Directions for this task >>
Repeat each record exactly. Any picture gets left out.

Dataset rows >>
________________

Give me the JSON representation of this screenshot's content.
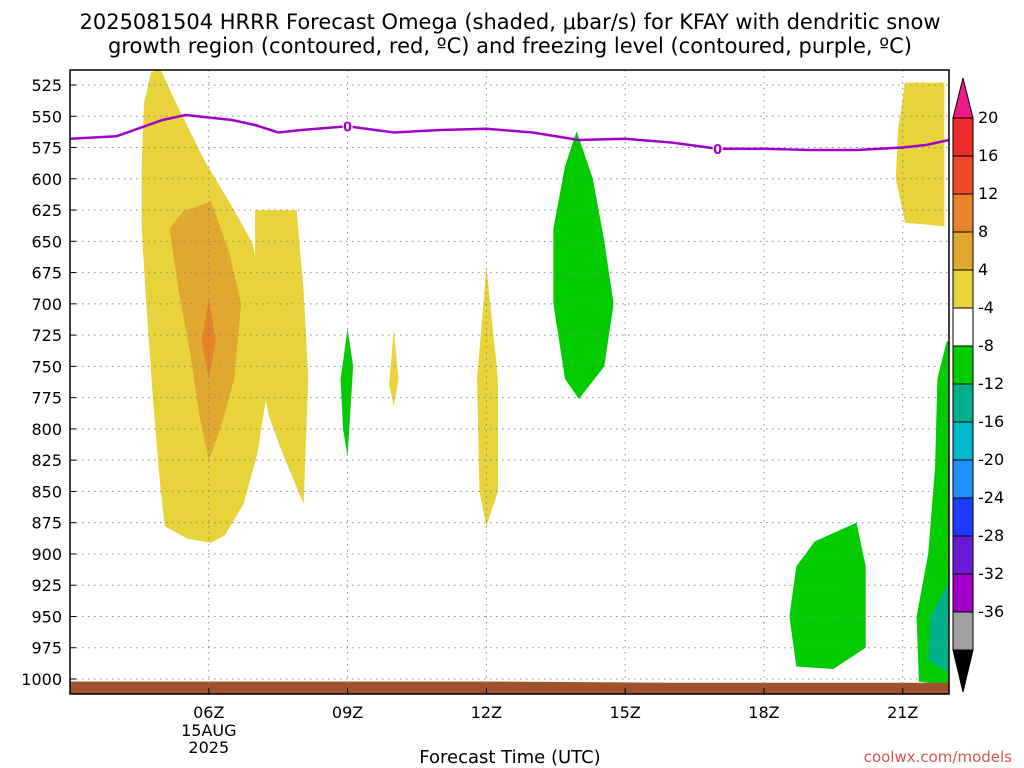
{
  "chart_data": {
    "type": "heatmap",
    "title_line1": "2025081504 HRRR Forecast Omega (shaded, μbar/s) for KFAY with dendritic snow",
    "title_line2": "growth region (contoured, red, ºC) and freezing level (contoured, purple, ºC)",
    "xlabel": "Forecast Time (UTC)",
    "ylabel": "",
    "credit": "coolwx.com/models",
    "x_ticks": [
      {
        "label": "06Z",
        "hour": 6,
        "sub": [
          "15AUG",
          "2025"
        ]
      },
      {
        "label": "09Z",
        "hour": 9,
        "sub": []
      },
      {
        "label": "12Z",
        "hour": 12,
        "sub": []
      },
      {
        "label": "15Z",
        "hour": 15,
        "sub": []
      },
      {
        "label": "18Z",
        "hour": 18,
        "sub": []
      },
      {
        "label": "21Z",
        "hour": 21,
        "sub": []
      }
    ],
    "xlim": [
      3.0,
      22.0
    ],
    "y_ticks": [
      525,
      550,
      575,
      600,
      625,
      650,
      675,
      700,
      725,
      750,
      775,
      800,
      825,
      850,
      875,
      900,
      925,
      950,
      975,
      1000
    ],
    "ylim_hpa": [
      1012,
      513
    ],
    "grid": true,
    "colorbar": {
      "labels": [
        "20",
        "16",
        "12",
        "8",
        "4",
        "-4",
        "-8",
        "-12",
        "-16",
        "-20",
        "-24",
        "-28",
        "-32",
        "-36"
      ],
      "bands": [
        "#ee1a8a",
        "#ee2c2c",
        "#ee4a2a",
        "#e8832a",
        "#e0a830",
        "#e8d43a",
        "#ffffff",
        "#00cc00",
        "#00b08a",
        "#00b8c8",
        "#1e90ff",
        "#1e3cff",
        "#6a1ad4",
        "#a000c8",
        "#a0a0a0",
        "#000000"
      ],
      "top_color": "#ee1a8a",
      "bottom_color": "#000000"
    },
    "omega_regions": [
      {
        "level": "4-8",
        "color": "#e8d43a",
        "points": [
          [
            4.95,
            512
          ],
          [
            5.3,
            540
          ],
          [
            5.9,
            585
          ],
          [
            6.5,
            622
          ],
          [
            6.95,
            652
          ],
          [
            7.15,
            690
          ],
          [
            7.3,
            760
          ],
          [
            7.05,
            820
          ],
          [
            6.75,
            860
          ],
          [
            6.35,
            885
          ],
          [
            6.05,
            891
          ],
          [
            5.55,
            888
          ],
          [
            5.05,
            878
          ],
          [
            4.95,
            845
          ],
          [
            4.8,
            780
          ],
          [
            4.65,
            700
          ],
          [
            4.55,
            640
          ],
          [
            4.55,
            590
          ],
          [
            4.6,
            540
          ],
          [
            4.75,
            515
          ]
        ]
      },
      {
        "level": "4-8",
        "color": "#e8d43a",
        "points": [
          [
            7.0,
            625
          ],
          [
            7.9,
            625
          ],
          [
            8.05,
            690
          ],
          [
            8.15,
            760
          ],
          [
            8.05,
            860
          ],
          [
            7.6,
            820
          ],
          [
            7.3,
            790
          ],
          [
            7.15,
            760
          ],
          [
            7.1,
            700
          ],
          [
            7.0,
            660
          ]
        ]
      },
      {
        "level": "8-12",
        "color": "#e0a830",
        "points": [
          [
            6.05,
            618
          ],
          [
            6.45,
            660
          ],
          [
            6.7,
            700
          ],
          [
            6.55,
            760
          ],
          [
            6.25,
            800
          ],
          [
            6.0,
            825
          ],
          [
            5.8,
            790
          ],
          [
            5.6,
            740
          ],
          [
            5.35,
            690
          ],
          [
            5.15,
            640
          ],
          [
            5.45,
            626
          ]
        ]
      },
      {
        "level": "12-16",
        "color": "#e8832a",
        "points": [
          [
            6.0,
            695
          ],
          [
            6.15,
            730
          ],
          [
            6.0,
            760
          ],
          [
            5.85,
            730
          ]
        ]
      },
      {
        "level": "-4--8",
        "color": "#00cc00",
        "points": [
          [
            9.0,
            720
          ],
          [
            9.12,
            750
          ],
          [
            9.0,
            822
          ],
          [
            8.9,
            800
          ],
          [
            8.85,
            760
          ]
        ]
      },
      {
        "level": "4-8",
        "color": "#e8d43a",
        "points": [
          [
            10.0,
            720
          ],
          [
            10.1,
            760
          ],
          [
            10.0,
            782
          ],
          [
            9.9,
            765
          ]
        ]
      },
      {
        "level": "4-8",
        "color": "#e8d43a",
        "points": [
          [
            12.0,
            670
          ],
          [
            12.25,
            760
          ],
          [
            12.25,
            850
          ],
          [
            12.0,
            878
          ],
          [
            11.85,
            850
          ],
          [
            11.8,
            760
          ]
        ]
      },
      {
        "level": "-4--8",
        "color": "#00cc00",
        "points": [
          [
            13.95,
            562
          ],
          [
            14.3,
            600
          ],
          [
            14.55,
            650
          ],
          [
            14.75,
            700
          ],
          [
            14.55,
            750
          ],
          [
            14.0,
            776
          ],
          [
            13.7,
            760
          ],
          [
            13.45,
            700
          ],
          [
            13.45,
            640
          ],
          [
            13.7,
            590
          ]
        ]
      },
      {
        "level": "-4--8",
        "color": "#00cc00",
        "points": [
          [
            20.0,
            875
          ],
          [
            20.2,
            910
          ],
          [
            20.2,
            975
          ],
          [
            19.5,
            992
          ],
          [
            18.7,
            990
          ],
          [
            18.55,
            950
          ],
          [
            18.7,
            910
          ],
          [
            19.1,
            890
          ]
        ]
      },
      {
        "level": "4-8",
        "color": "#e8d43a",
        "points": [
          [
            21.05,
            523
          ],
          [
            21.9,
            523
          ],
          [
            21.9,
            638
          ],
          [
            21.05,
            635
          ],
          [
            20.85,
            600
          ],
          [
            20.9,
            560
          ]
        ]
      },
      {
        "level": "-4--8",
        "color": "#00cc00",
        "points": [
          [
            21.95,
            730
          ],
          [
            22.0,
            730
          ],
          [
            22.0,
            1005
          ],
          [
            21.35,
            1002
          ],
          [
            21.3,
            950
          ],
          [
            21.55,
            900
          ],
          [
            21.7,
            830
          ],
          [
            21.75,
            760
          ]
        ]
      },
      {
        "level": "-8--12",
        "color": "#00b08a",
        "points": [
          [
            21.95,
            925
          ],
          [
            22.0,
            925
          ],
          [
            22.0,
            995
          ],
          [
            21.55,
            985
          ],
          [
            21.6,
            950
          ]
        ]
      }
    ],
    "freezing_level": {
      "label": "0",
      "color": "#a000c8",
      "points": [
        [
          3.0,
          568
        ],
        [
          4.0,
          566
        ],
        [
          5.0,
          553
        ],
        [
          5.5,
          549
        ],
        [
          6.0,
          551
        ],
        [
          6.5,
          553
        ],
        [
          7.0,
          557
        ],
        [
          7.5,
          563
        ],
        [
          8.0,
          561
        ],
        [
          9.0,
          558
        ],
        [
          10.0,
          563
        ],
        [
          11.0,
          561
        ],
        [
          12.0,
          560
        ],
        [
          13.0,
          563
        ],
        [
          14.0,
          569
        ],
        [
          15.0,
          568
        ],
        [
          16.0,
          571
        ],
        [
          17.0,
          576
        ],
        [
          18.0,
          576
        ],
        [
          19.0,
          577
        ],
        [
          20.0,
          577
        ],
        [
          21.0,
          575
        ],
        [
          21.5,
          573
        ],
        [
          22.0,
          569
        ]
      ],
      "label_hours": [
        9,
        17
      ]
    },
    "surface": {
      "color": "#a0522d",
      "points": [
        [
          3.0,
          1012
        ],
        [
          3.0,
          1002
        ],
        [
          8.0,
          1002
        ],
        [
          12.0,
          1002
        ],
        [
          16.0,
          1003
        ],
        [
          22.0,
          1003
        ],
        [
          22.0,
          1012
        ]
      ]
    }
  }
}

________________

Reply >>
Give me the JSON representation of this screenshot's content.
{
  "chart_data": {
    "type": "heatmap",
    "title_line1": "2025081504 HRRR Forecast Omega (shaded, μbar/s) for KFAY with dendritic snow",
    "title_line2": "growth region (contoured, red, ºC) and freezing level (contoured, purple, ºC)",
    "xlabel": "Forecast Time (UTC)",
    "ylabel": "",
    "credit": "coolwx.com/models",
    "x_ticks": [
      {
        "label": "06Z",
        "hour": 6,
        "sub": [
          "15AUG",
          "2025"
        ]
      },
      {
        "label": "09Z",
        "hour": 9,
        "sub": []
      },
      {
        "label": "12Z",
        "hour": 12,
        "sub": []
      },
      {
        "label": "15Z",
        "hour": 15,
        "sub": []
      },
      {
        "label": "18Z",
        "hour": 18,
        "sub": []
      },
      {
        "label": "21Z",
        "hour": 21,
        "sub": []
      }
    ],
    "xlim": [
      3.0,
      22.0
    ],
    "y_ticks": [
      525,
      550,
      575,
      600,
      625,
      650,
      675,
      700,
      725,
      750,
      775,
      800,
      825,
      850,
      875,
      900,
      925,
      950,
      975,
      1000
    ],
    "ylim_hpa": [
      1012,
      513
    ],
    "grid": true,
    "colorbar": {
      "labels": [
        "20",
        "16",
        "12",
        "8",
        "4",
        "-4",
        "-8",
        "-12",
        "-16",
        "-20",
        "-24",
        "-28",
        "-32",
        "-36"
      ],
      "bands": [
        "#ee1a8a",
        "#ee2c2c",
        "#ee4a2a",
        "#e8832a",
        "#e0a830",
        "#e8d43a",
        "#ffffff",
        "#00cc00",
        "#00b08a",
        "#00b8c8",
        "#1e90ff",
        "#1e3cff",
        "#6a1ad4",
        "#a000c8",
        "#a0a0a0",
        "#000000"
      ],
      "top_color": "#ee1a8a",
      "bottom_color": "#000000"
    },
    "omega_regions": [
      {
        "level": "4-8",
        "color": "#e8d43a",
        "points": [
          [
            4.95,
            512
          ],
          [
            5.3,
            540
          ],
          [
            5.9,
            585
          ],
          [
            6.5,
            622
          ],
          [
            6.95,
            652
          ],
          [
            7.15,
            690
          ],
          [
            7.3,
            760
          ],
          [
            7.05,
            820
          ],
          [
            6.75,
            860
          ],
          [
            6.35,
            885
          ],
          [
            6.05,
            891
          ],
          [
            5.55,
            888
          ],
          [
            5.05,
            878
          ],
          [
            4.95,
            845
          ],
          [
            4.8,
            780
          ],
          [
            4.65,
            700
          ],
          [
            4.55,
            640
          ],
          [
            4.55,
            590
          ],
          [
            4.6,
            540
          ],
          [
            4.75,
            515
          ]
        ]
      },
      {
        "level": "4-8",
        "color": "#e8d43a",
        "points": [
          [
            7.0,
            625
          ],
          [
            7.9,
            625
          ],
          [
            8.05,
            690
          ],
          [
            8.15,
            760
          ],
          [
            8.05,
            860
          ],
          [
            7.6,
            820
          ],
          [
            7.3,
            790
          ],
          [
            7.15,
            760
          ],
          [
            7.1,
            700
          ],
          [
            7.0,
            660
          ]
        ]
      },
      {
        "level": "8-12",
        "color": "#e0a830",
        "points": [
          [
            6.05,
            618
          ],
          [
            6.45,
            660
          ],
          [
            6.7,
            700
          ],
          [
            6.55,
            760
          ],
          [
            6.25,
            800
          ],
          [
            6.0,
            825
          ],
          [
            5.8,
            790
          ],
          [
            5.6,
            740
          ],
          [
            5.35,
            690
          ],
          [
            5.15,
            640
          ],
          [
            5.45,
            626
          ]
        ]
      },
      {
        "level": "12-16",
        "color": "#e8832a",
        "points": [
          [
            6.0,
            695
          ],
          [
            6.15,
            730
          ],
          [
            6.0,
            760
          ],
          [
            5.85,
            730
          ]
        ]
      },
      {
        "level": "-4--8",
        "color": "#00cc00",
        "points": [
          [
            9.0,
            720
          ],
          [
            9.12,
            750
          ],
          [
            9.0,
            822
          ],
          [
            8.9,
            800
          ],
          [
            8.85,
            760
          ]
        ]
      },
      {
        "level": "4-8",
        "color": "#e8d43a",
        "points": [
          [
            10.0,
            720
          ],
          [
            10.1,
            760
          ],
          [
            10.0,
            782
          ],
          [
            9.9,
            765
          ]
        ]
      },
      {
        "level": "4-8",
        "color": "#e8d43a",
        "points": [
          [
            12.0,
            670
          ],
          [
            12.25,
            760
          ],
          [
            12.25,
            850
          ],
          [
            12.0,
            878
          ],
          [
            11.85,
            850
          ],
          [
            11.8,
            760
          ]
        ]
      },
      {
        "level": "-4--8",
        "color": "#00cc00",
        "points": [
          [
            13.95,
            562
          ],
          [
            14.3,
            600
          ],
          [
            14.55,
            650
          ],
          [
            14.75,
            700
          ],
          [
            14.55,
            750
          ],
          [
            14.0,
            776
          ],
          [
            13.7,
            760
          ],
          [
            13.45,
            700
          ],
          [
            13.45,
            640
          ],
          [
            13.7,
            590
          ]
        ]
      },
      {
        "level": "-4--8",
        "color": "#00cc00",
        "points": [
          [
            20.0,
            875
          ],
          [
            20.2,
            910
          ],
          [
            20.2,
            975
          ],
          [
            19.5,
            992
          ],
          [
            18.7,
            990
          ],
          [
            18.55,
            950
          ],
          [
            18.7,
            910
          ],
          [
            19.1,
            890
          ]
        ]
      },
      {
        "level": "4-8",
        "color": "#e8d43a",
        "points": [
          [
            21.05,
            523
          ],
          [
            21.9,
            523
          ],
          [
            21.9,
            638
          ],
          [
            21.05,
            635
          ],
          [
            20.85,
            600
          ],
          [
            20.9,
            560
          ]
        ]
      },
      {
        "level": "-4--8",
        "color": "#00cc00",
        "points": [
          [
            21.95,
            730
          ],
          [
            22.0,
            730
          ],
          [
            22.0,
            1005
          ],
          [
            21.35,
            1002
          ],
          [
            21.3,
            950
          ],
          [
            21.55,
            900
          ],
          [
            21.7,
            830
          ],
          [
            21.75,
            760
          ]
        ]
      },
      {
        "level": "-8--12",
        "color": "#00b08a",
        "points": [
          [
            21.95,
            925
          ],
          [
            22.0,
            925
          ],
          [
            22.0,
            995
          ],
          [
            21.55,
            985
          ],
          [
            21.6,
            950
          ]
        ]
      }
    ],
    "freezing_level": {
      "label": "0",
      "color": "#a000c8",
      "points": [
        [
          3.0,
          568
        ],
        [
          4.0,
          566
        ],
        [
          5.0,
          553
        ],
        [
          5.5,
          549
        ],
        [
          6.0,
          551
        ],
        [
          6.5,
          553
        ],
        [
          7.0,
          557
        ],
        [
          7.5,
          563
        ],
        [
          8.0,
          561
        ],
        [
          9.0,
          558
        ],
        [
          10.0,
          563
        ],
        [
          11.0,
          561
        ],
        [
          12.0,
          560
        ],
        [
          13.0,
          563
        ],
        [
          14.0,
          569
        ],
        [
          15.0,
          568
        ],
        [
          16.0,
          571
        ],
        [
          17.0,
          576
        ],
        [
          18.0,
          576
        ],
        [
          19.0,
          577
        ],
        [
          20.0,
          577
        ],
        [
          21.0,
          575
        ],
        [
          21.5,
          573
        ],
        [
          22.0,
          569
        ]
      ],
      "label_hours": [
        9,
        17
      ]
    },
    "surface": {
      "color": "#a0522d",
      "points": [
        [
          3.0,
          1012
        ],
        [
          3.0,
          1002
        ],
        [
          8.0,
          1002
        ],
        [
          12.0,
          1002
        ],
        [
          16.0,
          1003
        ],
        [
          22.0,
          1003
        ],
        [
          22.0,
          1012
        ]
      ]
    }
  }
}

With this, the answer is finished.